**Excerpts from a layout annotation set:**

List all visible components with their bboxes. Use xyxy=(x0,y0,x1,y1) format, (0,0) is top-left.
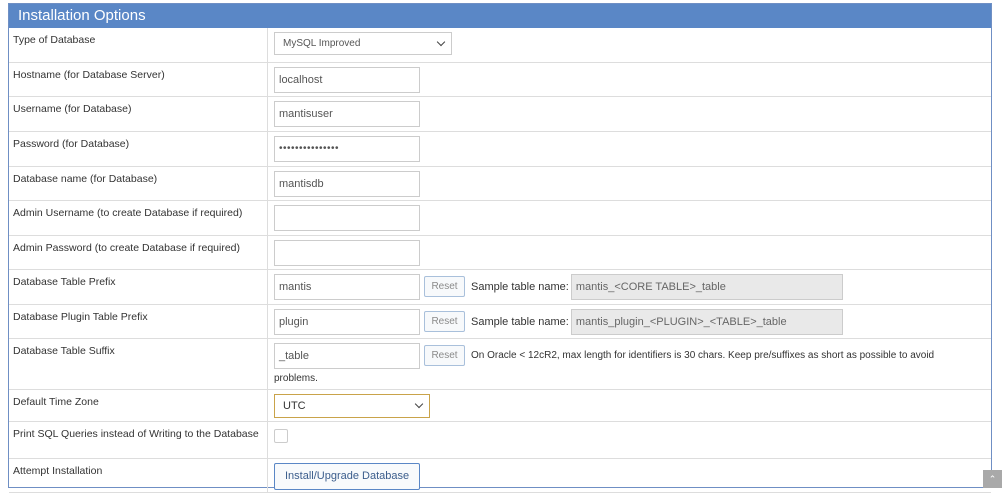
db-type-label: Type of Database xyxy=(9,28,268,63)
table-suffix-label: Database Table Suffix xyxy=(9,338,268,390)
row-table-suffix: Database Table Suffix _table Reset On Orac… xyxy=(9,338,991,390)
admin-username-label: Admin Username (to create Database if re… xyxy=(9,200,268,236)
admin-username-input[interactable] xyxy=(274,204,420,231)
chevron-down-icon xyxy=(436,37,446,47)
row-username: Username (for Database) mantisuser xyxy=(9,96,991,132)
row-print-sql: Print SQL Queries instead of Writing to … xyxy=(9,421,991,459)
row-plugin-prefix: Database Plugin Table Prefix plugin Reset… xyxy=(9,304,991,339)
plugin-prefix-sample-value: mantis_plugin_<PLUGIN>_<TABLE>_table xyxy=(570,308,843,335)
username-input[interactable]: mantisuser xyxy=(274,100,420,127)
password-label: Password (for Database) xyxy=(9,131,268,167)
db-type-selected-value: MySQL Improved xyxy=(283,38,361,49)
row-db-name: Database name (for Database) mantisdb xyxy=(9,166,991,201)
print-sql-checkbox[interactable] xyxy=(274,428,288,443)
plugin-prefix-label: Database Plugin Table Prefix xyxy=(9,304,268,339)
double-chevron-up-icon[interactable]: ⌃ xyxy=(983,470,1002,488)
db-type-select[interactable]: MySQL Improved xyxy=(274,32,452,55)
table-prefix-sample-label: Sample table name: xyxy=(471,280,569,293)
row-hostname: Hostname (for Database Server) localhost xyxy=(9,62,991,97)
table-suffix-note: On Oracle < 12cR2, max length for identi… xyxy=(471,349,935,361)
table-suffix-note-continued: problems. xyxy=(274,372,318,384)
scroll-top-glyph: ⌃ xyxy=(988,474,997,484)
username-label: Username (for Database) xyxy=(9,96,268,132)
admin-password-label: Admin Password (to create Database if re… xyxy=(9,235,268,270)
password-input[interactable]: ••••••••••••••• xyxy=(274,135,420,162)
plugin-prefix-reset-button[interactable]: Reset xyxy=(424,311,465,332)
installation-options-panel: Installation Options Type of Database My… xyxy=(8,3,992,493)
plugin-prefix-sample-label: Sample table name: xyxy=(471,315,569,328)
table-prefix-reset-button[interactable]: Reset xyxy=(424,276,465,297)
timezone-select[interactable]: UTC xyxy=(274,393,430,418)
row-db-type: Type of Database MySQL Improved xyxy=(9,28,991,63)
install-label: Attempt Installation xyxy=(9,458,268,493)
row-install: Attempt Installation Install/Upgrade Dat… xyxy=(9,458,991,493)
timezone-selected-value: UTC xyxy=(283,399,306,412)
print-sql-label: Print SQL Queries instead of Writing to … xyxy=(9,421,268,459)
row-admin-password: Admin Password (to create Database if re… xyxy=(9,235,991,270)
admin-password-input[interactable] xyxy=(274,239,420,266)
hostname-input[interactable]: localhost xyxy=(274,66,420,93)
chevron-down-icon xyxy=(414,399,424,408)
table-prefix-sample-value: mantis_<CORE TABLE>_table xyxy=(570,273,843,300)
db-name-label: Database name (for Database) xyxy=(9,166,268,201)
table-prefix-input[interactable]: mantis xyxy=(274,273,420,300)
row-password: Password (for Database) ••••••••••••••• xyxy=(9,131,991,167)
row-timezone: Default Time Zone UTC xyxy=(9,389,991,422)
table-suffix-input[interactable]: _table xyxy=(274,342,420,369)
row-table-prefix: Database Table Prefix mantis Reset Sample … xyxy=(9,269,991,305)
options-table: Type of Database MySQL Improved Hostname… xyxy=(9,28,991,493)
panel-title: Installation Options xyxy=(9,4,991,28)
timezone-label: Default Time Zone xyxy=(9,389,268,422)
install-upgrade-button[interactable]: Install/Upgrade Database xyxy=(274,462,421,490)
table-suffix-reset-button[interactable]: Reset xyxy=(424,345,465,366)
hostname-label: Hostname (for Database Server) xyxy=(9,62,268,97)
table-prefix-label: Database Table Prefix xyxy=(9,269,268,305)
db-name-input[interactable]: mantisdb xyxy=(274,170,420,197)
plugin-prefix-input[interactable]: plugin xyxy=(274,308,420,335)
row-admin-username: Admin Username (to create Database if re… xyxy=(9,200,991,236)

**To be done:**
Convert the material into a JSON list of strings with one string per line, omitting blank lines and the picture placeholder.

**Solution for this problem:**
[
  "List all visible components with their bboxes. Use xyxy=(x0,y0,x1,y1) format, (0,0) is top-left.",
  "db-type-label: Type of Database xyxy=(9,28,268,63)",
  "table-suffix-label: Database Table Suffix xyxy=(9,338,268,390)",
  "row-table-suffix: Database Table Suffix _table Reset On Orac… xyxy=(9,338,991,390)",
  "admin-username-label: Admin Username (to create Database if re… xyxy=(9,200,268,236)",
  "admin-username-input[interactable] xyxy=(274,204,420,231)",
  "chevron-down-icon xyxy=(436,37,446,47)",
  "row-username: Username (for Database) mantisuser xyxy=(9,96,991,132)",
  "row-print-sql: Print SQL Queries instead of Writing to … xyxy=(9,421,991,459)",
  "row-plugin-prefix: Database Plugin Table Prefix plugin Reset… xyxy=(9,304,991,339)",
  "plugin-prefix-sample-value: mantis_plugin_<PLUGIN>_<TABLE>_table xyxy=(570,308,843,335)",
  "username-input[interactable]: mantisuser xyxy=(274,100,420,127)",
  "password-label: Password (for Database) xyxy=(9,131,268,167)",
  "db-type-selected-value: MySQL Improved xyxy=(283,38,361,49)",
  "row-db-name: Database name (for Database) mantisdb xyxy=(9,166,991,201)",
  "print-sql-checkbox[interactable] xyxy=(274,428,288,443)",
  "plugin-prefix-label: Database Plugin Table Prefix xyxy=(9,304,268,339)",
  "double-chevron-up-icon[interactable]: ⌃ xyxy=(983,470,1002,488)",
  "db-type-select[interactable]: MySQL Improved xyxy=(274,32,452,55)",
  "table-prefix-sample-label: Sample table name: xyxy=(471,280,569,293)",
  "row-hostname: Hostname (for Database Server) localhost xyxy=(9,62,991,97)",
  "table-suffix-note: On Oracle < 12cR2, max length for identi… xyxy=(471,349,935,361)",
  "table-suffix-note-continued: problems. xyxy=(274,372,318,384)",
  "scroll-top-glyph: ⌃ xyxy=(988,474,997,484)",
  "username-label: Username (for Database) xyxy=(9,96,268,132)",
  "admin-password-label: Admin Password (to create Database if re… xyxy=(9,235,268,270)",
  "password-input[interactable]: ••••••••••••••• xyxy=(274,135,420,162)",
  "plugin-prefix-reset-button[interactable]: Reset xyxy=(424,311,465,332)",
  "installation-options-panel: Installation Options Type of Database My… xyxy=(8,3,992,493)",
  "plugin-prefix-sample-label: Sample table name: xyxy=(471,315,569,328)",
  "table-prefix-reset-button[interactable]: Reset xyxy=(424,276,465,297)",
  "timezone-select[interactable]: UTC xyxy=(274,393,430,418)",
  "row-db-type: Type of Database MySQL Improved xyxy=(9,28,991,63)",
  "install-label: Attempt Installation xyxy=(9,458,268,493)",
  "row-install: Attempt Installation Install/Upgrade Dat… xyxy=(9,458,991,493)",
  "timezone-selected-value: UTC xyxy=(283,399,306,412)",
  "print-sql-label: Print SQL Queries instead of Writing to … xyxy=(9,421,268,459)",
  "row-admin-password: Admin Password (to create Database if re… xyxy=(9,235,991,270)",
  "admin-password-input[interactable] xyxy=(274,239,420,266)",
  "hostname-input[interactable]: localhost xyxy=(274,66,420,93)",
  "chevron-down-icon xyxy=(414,399,424,408)",
  "table-prefix-sample-value: mantis_<CORE TABLE>_table xyxy=(570,273,843,300)",
  "db-name-label: Database name (for Database) xyxy=(9,166,268,201)",
  "table-prefix-input[interactable]: mantis xyxy=(274,273,420,300)",
  "row-password: Password (for Database) ••••••••••••••• xyxy=(9,131,991,167)",
  "row-timezone: Default Time Zone UTC xyxy=(9,389,991,422)",
  "table-suffix-input[interactable]: _table xyxy=(274,342,420,369)",
  "row-table-prefix: Database Table Prefix mantis Reset Sample … xyxy=(9,269,991,305)",
  "options-table: Type of Database MySQL Improved Hostname… xyxy=(9,28,991,493)",
  "panel-title: Installation Options xyxy=(9,4,991,28)",
  "timezone-label: Default Time Zone xyxy=(9,389,268,422)",
  "install-upgrade-button[interactable]: Install/Upgrade Database xyxy=(274,462,421,490)",
  "table-suffix-reset-button[interactable]: Reset xyxy=(424,345,465,366)",
  "hostname-label: Hostname (for Database Server) xyxy=(9,62,268,97)",
  "table-prefix-label: Database Table Prefix xyxy=(9,269,268,305)",
  "db-name-input[interactable]: mantisdb xyxy=(274,170,420,197)",
  "plugin-prefix-input[interactable]: plugin xyxy=(274,308,420,335)",
  "row-admin-username: Admin Username (to create Database if re… xyxy=(9,200,991,236)"
]